- _DIRECTIVE_
Show every line containing "احکام" by copying it.

>> BEGIN SUPPLIED RECORDS

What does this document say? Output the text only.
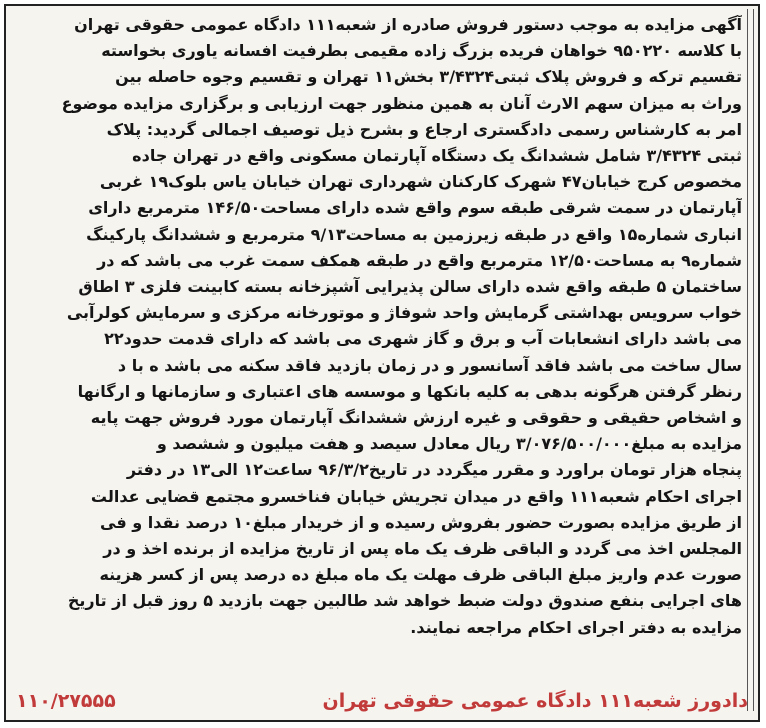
آگهی مزایده به موجب دستور فروش صادره از شعبه۱۱۱ دادگاه عمومی حقوقی تهران
با کلاسه ۹۵۰۲۲۰ خواهان فریده بزرگ زاده مقیمی بطرفیت افسانه یاوری بخواسته
تقسیم ترکه و فروش پلاک ثبتی۳/۴۳۲۴ بخش۱۱ تهران و تقسیم وجوه حاصله بین
وراث به میزان سهم الارث آنان به همین منظور جهت ارزیابی و برگزاری مزایده موضوع
امر به کارشناس رسمی دادگستری ارجاع و بشرح ذیل توصیف اجمالی گردید: پلاک
ثبتی ۳/۴۳۲۴ شامل ششدانگ یک دستگاه آپارتمان مسکونی واقع در تهران جاده
مخصوص کرج خیابان۴۷ شهرک کارکنان شهرداری تهران خیابان یاس بلوک۱۹ غربی
آپارتمان در سمت شرقی طبقه سوم واقع شده دارای مساحت۱۴۶/۵۰ مترمربع دارای
انباری شماره۱۵ واقع در طبقه زیرزمین به مساحت۹/۱۳ مترمربع و ششدانگ پارکینگ
شماره۹ به مساحت۱۲/۵۰ مترمربع واقع در طبقه همکف سمت غرب می باشد که در
ساختمان ۵ طبقه واقع شده دارای سالن پذیرایی آشپزخانه بسته کابینت فلزی ۳ اطاق
خواب سرویس بهداشتی گرمایش واحد شوفاژ و موتورخانه مرکزی و سرمایش کولرآبی
می باشد دارای انشعابات آب و برق و گاز شهری می باشد که دارای قدمت حدود۲۲
سال ساخت می باشد فاقد آسانسور و در زمان بازدید فاقد سکنه می باشد ه با د
رنظر گرفتن هرگونه بدهی به کلیه بانکها و موسسه های اعتباری و سازمانها و ارگانها
و اشخاص حقیقی و حقوقی و غیره ارزش ششدانگ آپارتمان مورد فروش جهت پایه
مزایده به مبلغ۳/۰۷۶/۵۰۰/۰۰۰ ریال معادل سیصد و هفت میلیون و ششصد و
پنجاه هزار تومان براورد و مقرر میگردد در تاریخ۹۶/۳/۲ ساعت۱۲ الی۱۳ در دفتر
اجرای احکام شعبه۱۱۱ واقع در میدان تجریش خیابان فناخسرو مجتمع قضایی عدالت
از طریق مزایده بصورت حضور بفروش رسیده و از خریدار مبلغ۱۰ درصد نقدا و فی
المجلس اخذ می گردد و الباقی ظرف یک ماه پس از تاریخ مزایده از برنده اخذ و در
صورت عدم واریز مبلغ الباقی ظرف مهلت یک ماه مبلغ ده درصد پس از کسر هزینه
های اجرایی بنفع صندوق دولت ضبط خواهد شد طالبین جهت بازدید ۵ روز قبل از تاریخ
مزایده به دفتر اجرای احکام مراجعه نمایند.
دادورز شعبه۱۱۱ دادگاه عمومی حقوقی تهران
۱۱۰/۲۷۵۵۵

>> END SUPPLIED RECORDS

- _THE OUTPUT_
اجرای احکام شعبه۱۱۱ واقع در میدان تجریش خیابان فناخسرو مجتمع قضایی عدالت
مزایده به دفتر اجرای احکام مراجعه نمایند.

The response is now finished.